-- Problem description --
Each line of the material below that holds the word "tokens" needs to be copied.

>> Begin

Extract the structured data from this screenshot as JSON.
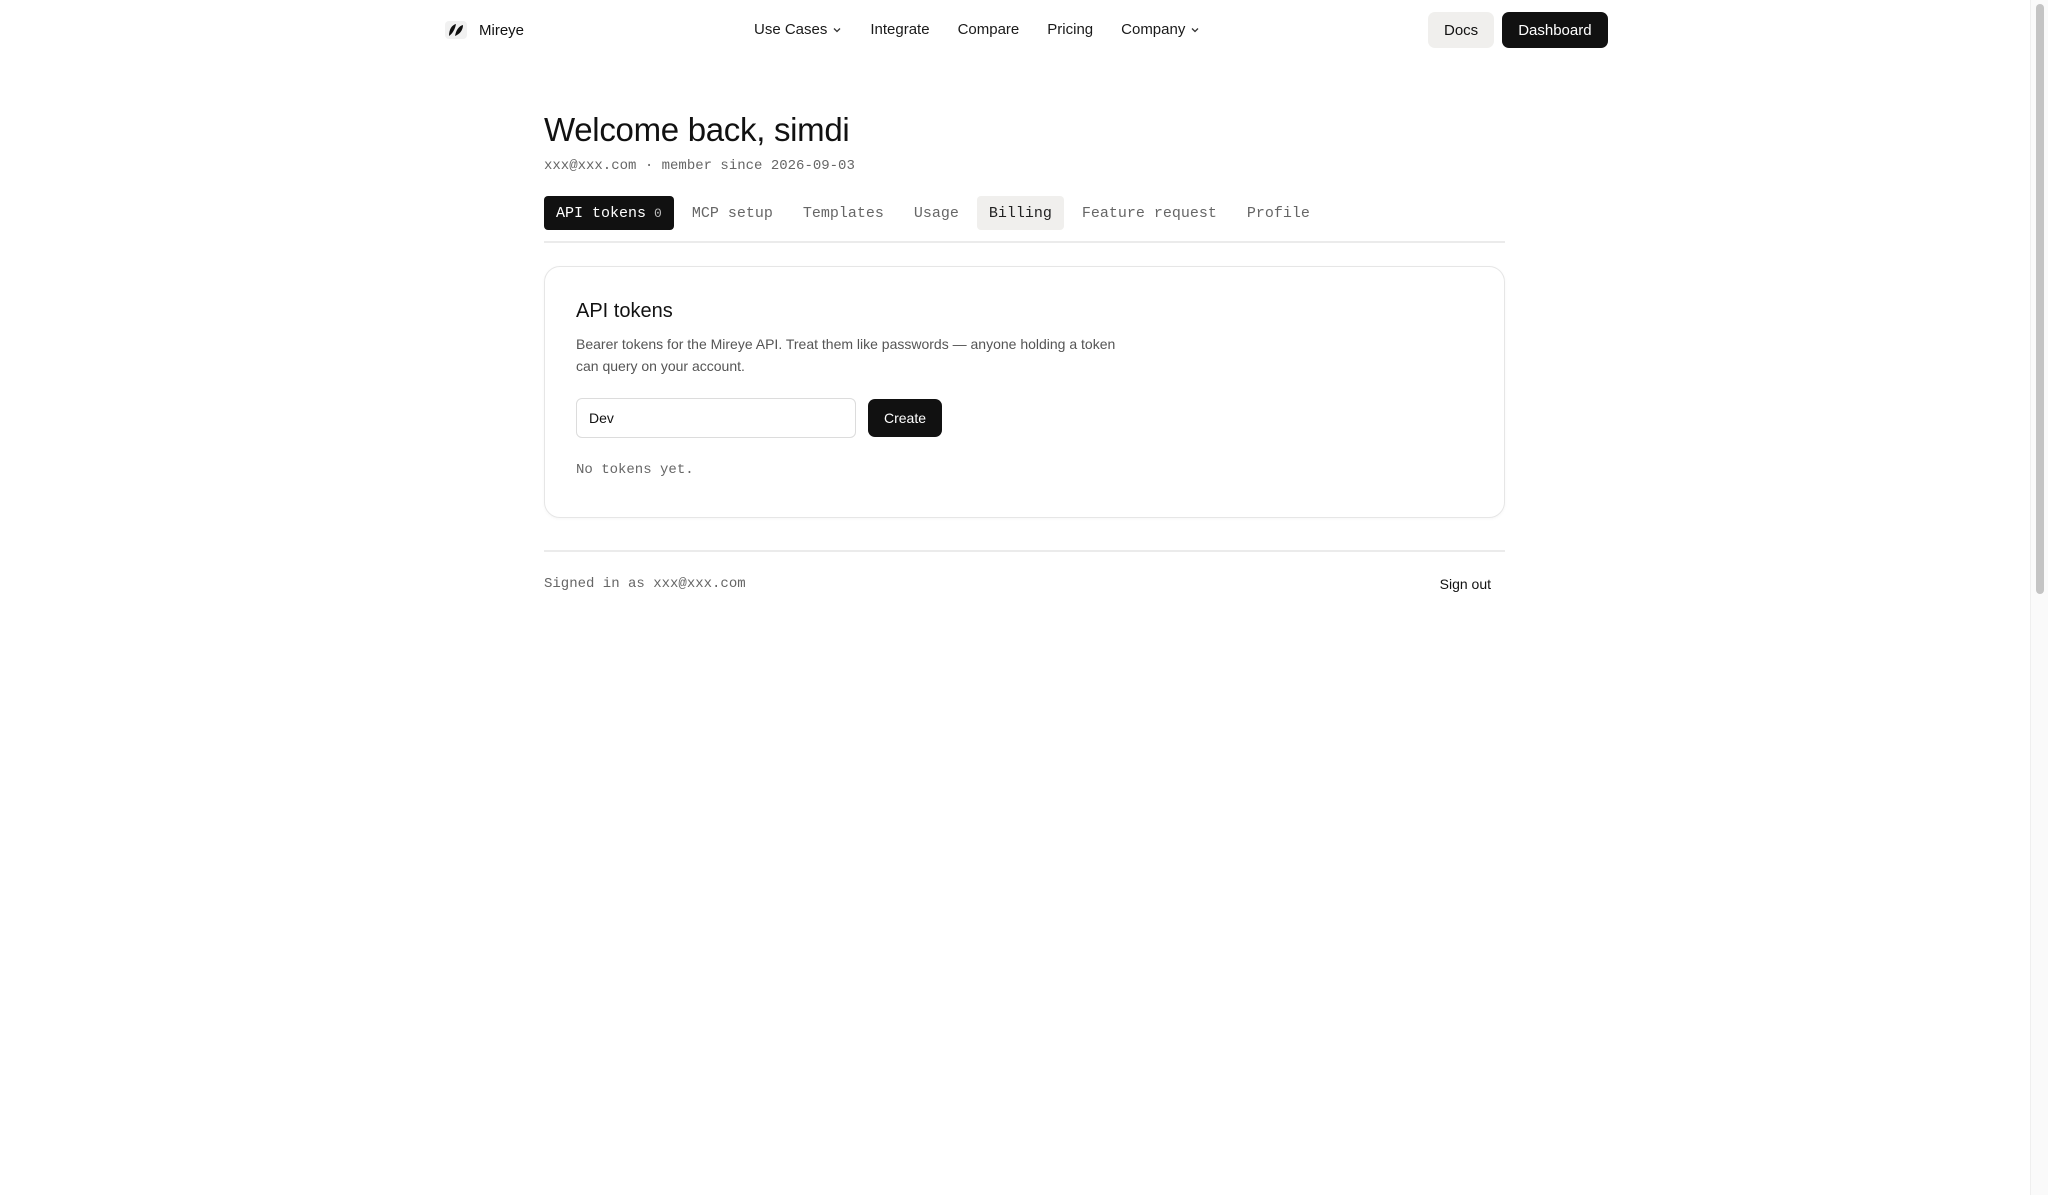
{
  "brand": {
    "name": "Mireye",
    "logo_icon": "leaf-logo-icon"
  },
  "nav": {
    "links": [
      {
        "label": "Use Cases",
        "has_dropdown": true
      },
      {
        "label": "Integrate",
        "has_dropdown": false
      },
      {
        "label": "Compare",
        "has_dropdown": false
      },
      {
        "label": "Pricing",
        "has_dropdown": false
      },
      {
        "label": "Company",
        "has_dropdown": true
      }
    ],
    "docs_label": "Docs",
    "dashboard_label": "Dashboard"
  },
  "header": {
    "welcome": "Welcome back, simdi",
    "meta": "xxx@xxx.com · member since 2026-09-03"
  },
  "tabs": [
    {
      "label": "API tokens",
      "count": "0",
      "state": "active"
    },
    {
      "label": "MCP setup",
      "state": "default"
    },
    {
      "label": "Templates",
      "state": "default"
    },
    {
      "label": "Usage",
      "state": "default"
    },
    {
      "label": "Billing",
      "state": "hover"
    },
    {
      "label": "Feature request",
      "state": "default"
    },
    {
      "label": "Profile",
      "state": "default"
    }
  ],
  "card": {
    "title": "API tokens",
    "description": "Bearer tokens for the Mireye API. Treat them like passwords — anyone holding a token can query on your account.",
    "input_value": "Dev",
    "create_label": "Create",
    "empty_text": "No tokens yet."
  },
  "footer": {
    "signed_in": "Signed in as xxx@xxx.com",
    "signout_label": "Sign out"
  },
  "colors": {
    "primary": "#111111",
    "muted_text": "#666666",
    "hover_tab_bg": "#f0efed",
    "border": "#e6e6e6"
  }
}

>> End

-- Reply to the exercise --
      "label": "API tokens",
    "title": "API tokens",
    "description": "Bearer tokens for the Mireye API. Treat them like passwords — anyone holding a token can query on your account.",
    "empty_text": "No tokens yet."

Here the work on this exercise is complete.